**Task statement**
Bring together all lines of the material below that contain the string "body".
-- begin --
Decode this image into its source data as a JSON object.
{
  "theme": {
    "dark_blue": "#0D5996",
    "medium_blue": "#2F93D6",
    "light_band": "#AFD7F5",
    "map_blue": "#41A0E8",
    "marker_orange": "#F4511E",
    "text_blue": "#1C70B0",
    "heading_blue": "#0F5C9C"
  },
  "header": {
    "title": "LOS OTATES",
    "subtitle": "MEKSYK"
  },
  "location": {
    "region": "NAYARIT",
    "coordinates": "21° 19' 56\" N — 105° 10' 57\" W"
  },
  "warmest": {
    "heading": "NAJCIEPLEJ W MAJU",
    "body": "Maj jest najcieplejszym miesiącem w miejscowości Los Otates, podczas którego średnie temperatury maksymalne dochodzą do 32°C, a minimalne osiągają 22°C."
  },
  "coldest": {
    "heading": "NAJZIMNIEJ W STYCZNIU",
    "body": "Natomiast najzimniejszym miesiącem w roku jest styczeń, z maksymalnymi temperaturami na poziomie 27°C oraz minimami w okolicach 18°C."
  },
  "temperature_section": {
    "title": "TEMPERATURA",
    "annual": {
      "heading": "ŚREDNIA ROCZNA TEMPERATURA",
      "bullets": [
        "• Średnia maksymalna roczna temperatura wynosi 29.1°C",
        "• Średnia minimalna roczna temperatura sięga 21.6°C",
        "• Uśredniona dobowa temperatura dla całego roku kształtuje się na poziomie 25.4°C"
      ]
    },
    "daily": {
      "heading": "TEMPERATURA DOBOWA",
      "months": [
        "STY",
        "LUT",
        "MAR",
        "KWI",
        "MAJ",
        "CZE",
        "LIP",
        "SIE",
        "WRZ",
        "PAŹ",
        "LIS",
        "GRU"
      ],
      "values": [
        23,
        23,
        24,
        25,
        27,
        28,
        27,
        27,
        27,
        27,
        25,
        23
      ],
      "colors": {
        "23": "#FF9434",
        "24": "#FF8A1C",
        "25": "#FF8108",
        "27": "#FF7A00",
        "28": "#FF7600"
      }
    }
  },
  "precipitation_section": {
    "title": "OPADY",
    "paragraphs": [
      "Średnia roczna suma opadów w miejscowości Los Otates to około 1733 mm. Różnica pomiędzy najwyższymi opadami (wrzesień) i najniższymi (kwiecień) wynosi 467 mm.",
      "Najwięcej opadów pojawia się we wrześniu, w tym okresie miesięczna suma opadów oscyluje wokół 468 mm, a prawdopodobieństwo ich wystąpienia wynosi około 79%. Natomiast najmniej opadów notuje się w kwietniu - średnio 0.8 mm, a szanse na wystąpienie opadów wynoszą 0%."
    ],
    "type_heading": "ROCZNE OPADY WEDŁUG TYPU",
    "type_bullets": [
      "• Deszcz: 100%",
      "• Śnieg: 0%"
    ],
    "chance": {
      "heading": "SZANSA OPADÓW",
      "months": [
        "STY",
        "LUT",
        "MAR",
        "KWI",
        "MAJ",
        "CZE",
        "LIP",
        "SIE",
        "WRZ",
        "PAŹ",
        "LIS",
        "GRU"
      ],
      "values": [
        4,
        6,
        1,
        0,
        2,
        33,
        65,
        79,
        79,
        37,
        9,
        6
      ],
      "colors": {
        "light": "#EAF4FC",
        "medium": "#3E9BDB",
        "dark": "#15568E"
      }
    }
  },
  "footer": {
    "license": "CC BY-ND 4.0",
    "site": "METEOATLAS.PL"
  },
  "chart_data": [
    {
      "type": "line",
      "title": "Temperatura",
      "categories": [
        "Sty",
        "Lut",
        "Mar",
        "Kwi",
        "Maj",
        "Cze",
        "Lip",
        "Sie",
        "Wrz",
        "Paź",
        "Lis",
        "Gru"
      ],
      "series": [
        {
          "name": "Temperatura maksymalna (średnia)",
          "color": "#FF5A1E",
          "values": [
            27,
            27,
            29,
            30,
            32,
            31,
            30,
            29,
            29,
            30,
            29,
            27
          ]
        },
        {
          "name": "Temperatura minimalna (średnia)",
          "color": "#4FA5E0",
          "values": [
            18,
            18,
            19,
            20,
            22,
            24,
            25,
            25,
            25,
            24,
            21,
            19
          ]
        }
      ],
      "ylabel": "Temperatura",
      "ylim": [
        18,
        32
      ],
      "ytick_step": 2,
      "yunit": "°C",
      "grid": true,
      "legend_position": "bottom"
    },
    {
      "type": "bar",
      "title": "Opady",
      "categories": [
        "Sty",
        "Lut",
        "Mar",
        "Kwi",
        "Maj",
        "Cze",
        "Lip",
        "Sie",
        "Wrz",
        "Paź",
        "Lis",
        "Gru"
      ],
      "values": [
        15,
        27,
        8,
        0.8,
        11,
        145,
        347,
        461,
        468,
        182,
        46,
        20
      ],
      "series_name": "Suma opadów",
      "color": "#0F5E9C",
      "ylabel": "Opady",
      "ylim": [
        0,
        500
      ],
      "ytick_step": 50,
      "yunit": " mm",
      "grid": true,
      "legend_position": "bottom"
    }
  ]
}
-- end --
**Exercise response**
    "body": "Maj jest najcieplejszym miesiącem w miejscowości Los Otates, podczas którego średnie temperatury maksymalne dochodzą do 32°C, a minimalne osiągają 22°C."
    "body": "Natomiast najzimniejszym miesiącem w roku jest styczeń, z maksymalnymi temperaturami na poziomie 27°C oraz minimami w okolicach 18°C."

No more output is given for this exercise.